§ WORK TO COMPLETE: List every line in the records below that contains the string "acos", matching case exactly.

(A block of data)
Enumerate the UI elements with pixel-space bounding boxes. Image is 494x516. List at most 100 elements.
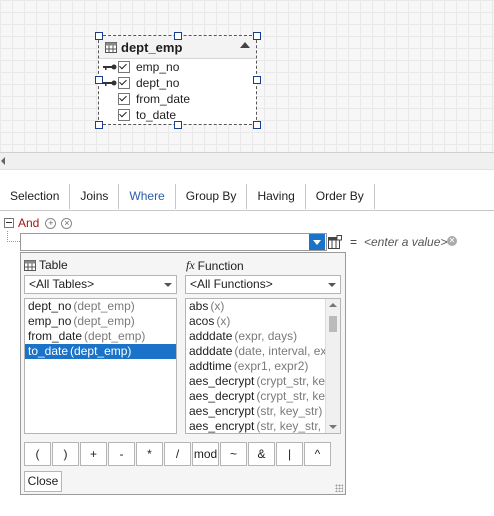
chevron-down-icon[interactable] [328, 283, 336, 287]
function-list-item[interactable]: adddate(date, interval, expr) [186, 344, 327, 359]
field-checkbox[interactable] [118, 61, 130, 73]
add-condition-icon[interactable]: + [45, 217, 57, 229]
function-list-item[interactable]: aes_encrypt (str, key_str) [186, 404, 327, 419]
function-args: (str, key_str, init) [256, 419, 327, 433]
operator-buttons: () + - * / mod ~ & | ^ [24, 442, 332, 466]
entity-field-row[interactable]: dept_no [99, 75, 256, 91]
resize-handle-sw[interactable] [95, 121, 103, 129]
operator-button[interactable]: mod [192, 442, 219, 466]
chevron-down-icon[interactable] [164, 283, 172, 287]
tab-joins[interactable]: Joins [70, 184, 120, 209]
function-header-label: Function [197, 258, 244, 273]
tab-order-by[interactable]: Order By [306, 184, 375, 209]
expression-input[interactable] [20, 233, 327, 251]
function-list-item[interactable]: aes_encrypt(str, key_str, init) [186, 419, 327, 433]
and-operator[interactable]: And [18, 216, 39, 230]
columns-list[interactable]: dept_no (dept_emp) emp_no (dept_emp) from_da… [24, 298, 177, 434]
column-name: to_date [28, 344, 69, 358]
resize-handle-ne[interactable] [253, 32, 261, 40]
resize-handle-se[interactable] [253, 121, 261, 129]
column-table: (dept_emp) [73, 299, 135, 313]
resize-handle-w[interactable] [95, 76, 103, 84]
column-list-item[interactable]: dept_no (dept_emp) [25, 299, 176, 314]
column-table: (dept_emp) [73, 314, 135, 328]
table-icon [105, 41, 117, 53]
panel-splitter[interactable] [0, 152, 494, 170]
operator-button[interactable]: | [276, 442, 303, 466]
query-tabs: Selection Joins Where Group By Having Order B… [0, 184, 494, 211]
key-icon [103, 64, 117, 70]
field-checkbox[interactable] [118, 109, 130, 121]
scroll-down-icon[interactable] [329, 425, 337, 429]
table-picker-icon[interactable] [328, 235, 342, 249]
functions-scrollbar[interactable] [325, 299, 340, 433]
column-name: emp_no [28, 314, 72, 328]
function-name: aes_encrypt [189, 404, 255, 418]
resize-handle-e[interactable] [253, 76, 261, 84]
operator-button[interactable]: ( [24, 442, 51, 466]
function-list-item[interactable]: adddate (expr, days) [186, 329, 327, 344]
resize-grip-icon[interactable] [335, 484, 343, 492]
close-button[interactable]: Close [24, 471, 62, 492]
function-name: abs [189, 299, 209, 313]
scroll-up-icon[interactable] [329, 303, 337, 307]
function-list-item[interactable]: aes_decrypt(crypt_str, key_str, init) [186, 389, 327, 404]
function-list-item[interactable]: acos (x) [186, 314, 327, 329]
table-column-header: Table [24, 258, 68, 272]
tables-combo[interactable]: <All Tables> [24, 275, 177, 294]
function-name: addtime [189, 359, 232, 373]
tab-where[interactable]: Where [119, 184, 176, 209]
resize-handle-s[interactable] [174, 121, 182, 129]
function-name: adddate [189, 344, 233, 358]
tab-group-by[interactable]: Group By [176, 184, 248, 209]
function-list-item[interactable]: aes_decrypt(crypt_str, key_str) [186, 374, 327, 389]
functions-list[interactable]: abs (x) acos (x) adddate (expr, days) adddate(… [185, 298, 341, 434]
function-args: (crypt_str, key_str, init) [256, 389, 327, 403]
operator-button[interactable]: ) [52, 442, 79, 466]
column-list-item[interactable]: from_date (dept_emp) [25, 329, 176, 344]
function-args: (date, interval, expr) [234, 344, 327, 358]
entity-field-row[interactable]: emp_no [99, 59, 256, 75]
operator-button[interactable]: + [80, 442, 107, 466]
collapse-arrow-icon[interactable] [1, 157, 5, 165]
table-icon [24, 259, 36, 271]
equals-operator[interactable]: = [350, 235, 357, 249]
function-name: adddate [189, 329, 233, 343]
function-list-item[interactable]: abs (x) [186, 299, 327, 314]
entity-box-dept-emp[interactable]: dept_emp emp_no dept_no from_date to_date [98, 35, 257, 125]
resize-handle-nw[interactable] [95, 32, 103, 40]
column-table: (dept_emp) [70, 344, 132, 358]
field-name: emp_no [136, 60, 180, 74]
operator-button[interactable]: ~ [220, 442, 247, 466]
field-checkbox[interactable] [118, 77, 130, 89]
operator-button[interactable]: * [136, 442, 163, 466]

§ REPLY TO THE EXERCISE:
function-list-item[interactable]: acos (x) [186, 314, 327, 329]
functions-list[interactable]: abs (x) acos (x) adddate (expr, days) adddate(… [185, 298, 341, 434]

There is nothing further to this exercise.